Pick out each line containing the string "CONTROL" and copy it.
>> start INPUT FOR THIS TASK
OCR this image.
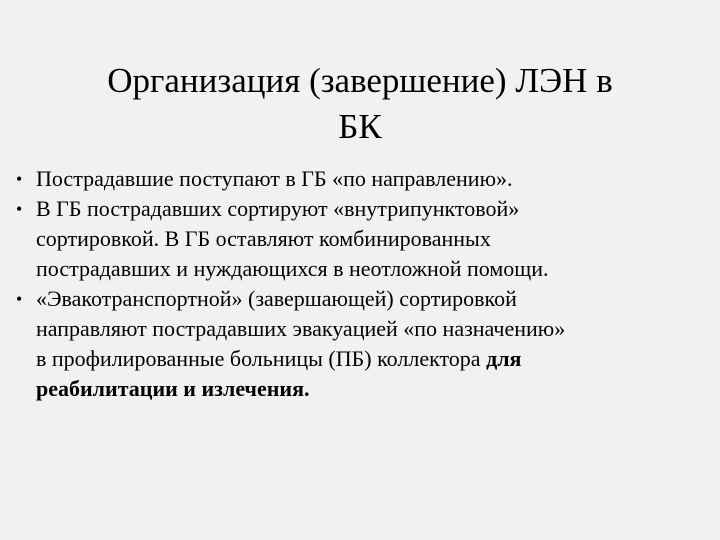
Организация (завершение) ЛЭН в
БК
• Пострадавшие поступают в ГБ «по направлению».
• В ГБ пострадавших сортируют «внутрипунктовой»
сортировкой. В ГБ оставляют комбинированных
пострадавших и нуждающихся в неотложной помощи.
• «Эвакотранспортной» (завершающей) сортировкой
направляют пострадавших эвакуацией «по назначению»
в профилированные больницы (ПБ) коллектора для
реабилитации и излечения.
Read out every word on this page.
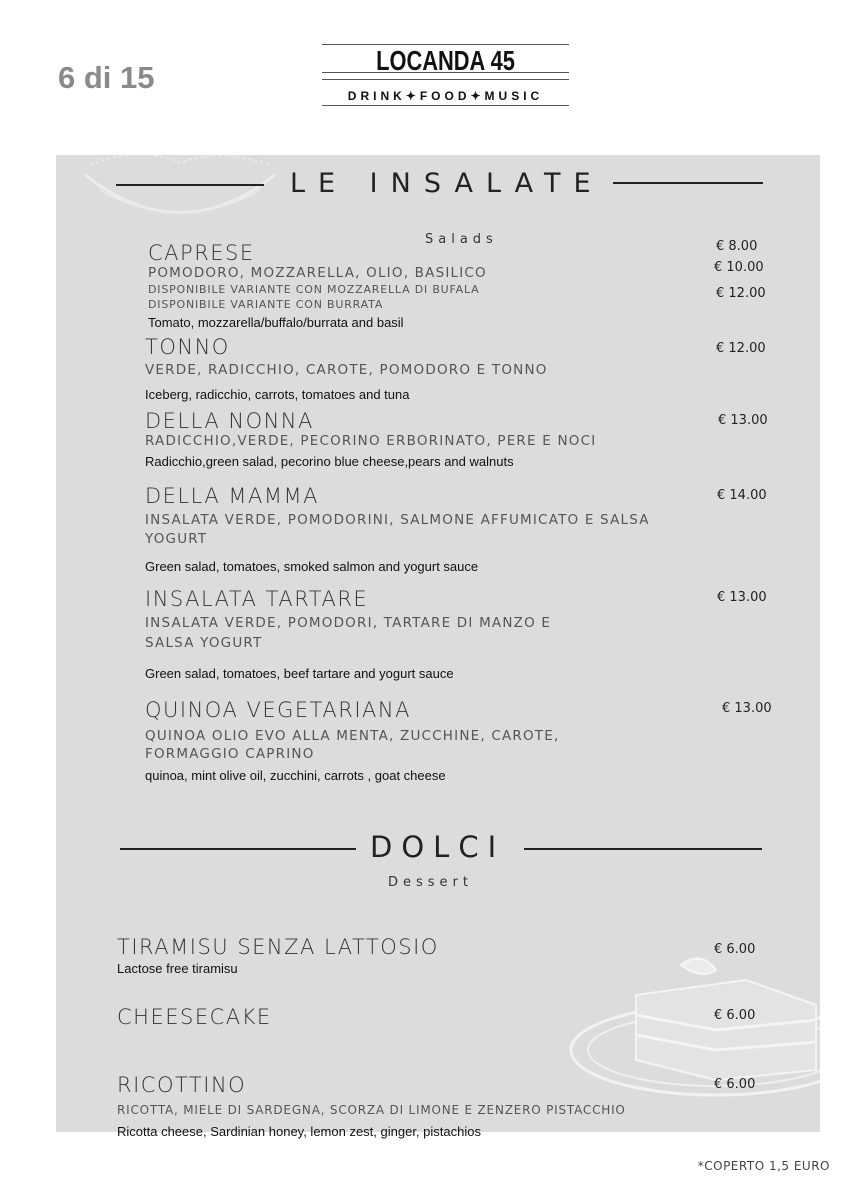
6 di 15	LOCANDA 45
DRINK✦FOOD✦MUSIC
LE INSALATE
Salads
CAPRESE
POMODORO, MOZZARELLA, OLIO, BASILICO
DISPONIBILE VARIANTE CON MOZZARELLA DI BUFALA
DISPONIBILE VARIANTE CON BURRATA
Tomato, mozzarella/buffalo/burrata and basil
€ 8.00
€ 10.00
€ 12.00
TONNO
VERDE, RADICCHIO, CAROTE, POMODORO E TONNO
Iceberg, radicchio, carrots, tomatoes and tuna
€ 12.00
DELLA NONNA
RADICCHIO,VERDE, PECORINO ERBORINATO, PERE E NOCI
Radicchio,green salad, pecorino blue cheese,pears and walnuts
€ 13.00
DELLA MAMMA
INSALATA VERDE, POMODORINI, SALMONE AFFUMICATO E SALSA
YOGURT
Green salad, tomatoes, smoked salmon and yogurt sauce
€ 14.00
INSALATA TARTARE
INSALATA VERDE, POMODORI, TARTARE DI MANZO E
SALSA YOGURT
Green salad, tomatoes, beef tartare and yogurt sauce
€ 13.00
QUINOA VEGETARIANA
QUINOA OLIO EVO ALLA MENTA, ZUCCHINE, CAROTE,
FORMAGGIO CAPRINO
quinoa, mint olive oil, zucchini, carrots , goat cheese
€ 13.00
DOLCI
Dessert
TIRAMISU SENZA LATTOSIO
Lactose free tiramisu
€ 6.00
CHEESECAKE	€ 6.00
RICOTTINO
RICOTTA, MIELE DI SARDEGNA, SCORZA DI LIMONE E ZENZERO PISTACCHIO
Ricotta cheese, Sardinian honey, lemon zest, ginger, pistachios
€ 6.00
*COPERTO 1,5 EURO
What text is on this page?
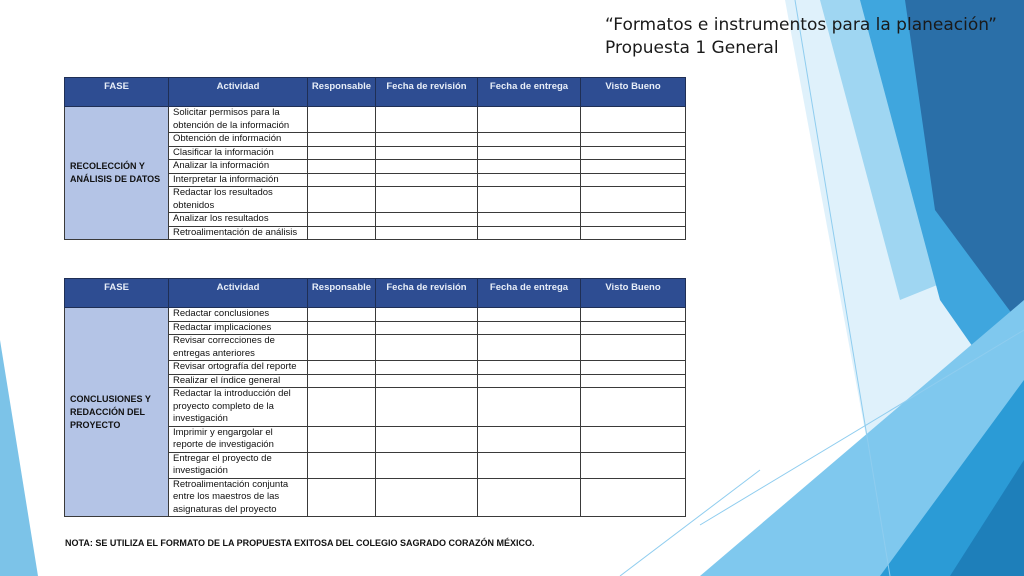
“Formatos e instrumentos para la planeación”
Propuesta 1 General
FASE	Actividad	Responsable	Fecha de revisión	Fecha de entrega	Visto Bueno

RECOLECCIÓN Y
ANÁLISIS DE DATOS	Solicitar permisos para la obtención de la información				
	Obtención de información				
	Clasificar la información				
	Analizar la información				
	Interpretar la información				
	Redactar los resultados obtenidos				
	Analizar los resultados				
	Retroalimentación de análisis				
FASE	Actividad	Responsable	Fecha de revisión	Fecha de entrega	Visto Bueno

CONCLUSIONES Y
REDACCIÓN DEL
PROYECTO	Redactar conclusiones				
	Redactar implicaciones				
	Revisar correcciones de entregas anteriores				
	Revisar ortografía del reporte				
	Realizar el índice general				
	Redactar la introducción del proyecto completo de la investigación				
	Imprimir y engargolar el reporte de investigación				
	Entregar el proyecto de investigación				
	Retroalimentación conjunta entre los maestros de las asignaturas del proyecto				
NOTA: SE UTILIZA EL FORMATO DE LA PROPUESTA EXITOSA DEL COLEGIO SAGRADO CORAZÓN MÉXICO.
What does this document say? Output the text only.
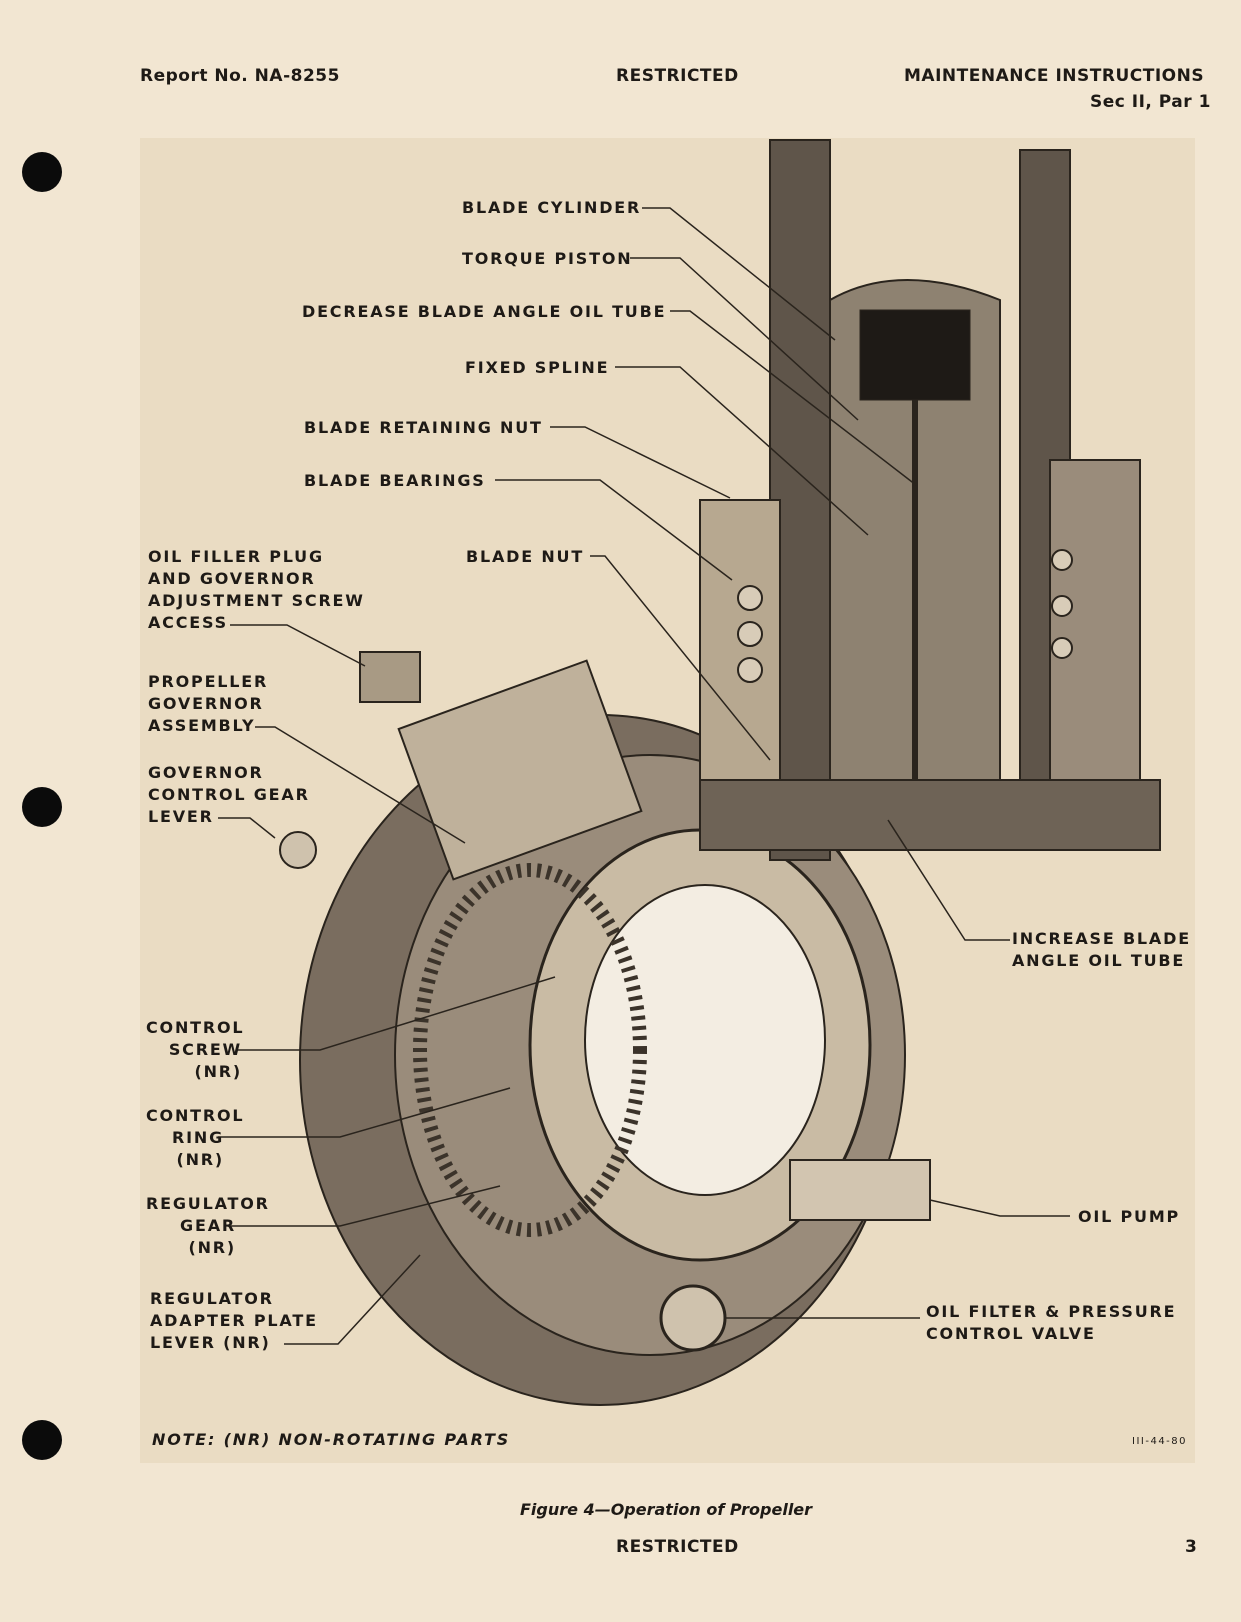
Report No. NA-8255	RESTRICTED	MAINTENANCE INSTRUCTIONS
Sec II, Par 1
BLADE CYLINDER
TORQUE PISTON
DECREASE BLADE ANGLE OIL TUBE
FIXED SPLINE
BLADE RETAINING NUT
BLADE BEARINGS
OIL FILLER PLUG
AND GOVERNOR
ADJUSTMENT SCREW
ACCESS
BLADE NUT
PROPELLER
GOVERNOR
ASSEMBLY
GOVERNOR
CONTROL GEAR
LEVER
INCREASE BLADE
ANGLE OIL TUBE
CONTROL
SCREW
(NR)
CONTROL
RING
(NR)
REGULATOR
GEAR
(NR)
REGULATOR
ADAPTER PLATE
LEVER (NR)
OIL PUMP
OIL FILTER & PRESSURE
CONTROL VALVE
NOTE: (NR) NON-ROTATING PARTS	III-44-80
Figure 4—Operation of Propeller
RESTRICTED	3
>> end INPUT FOR THIS TASK
* TASK ANSWER
CONTROL GEAR
CONTROL
CONTROL
CONTROL VALVE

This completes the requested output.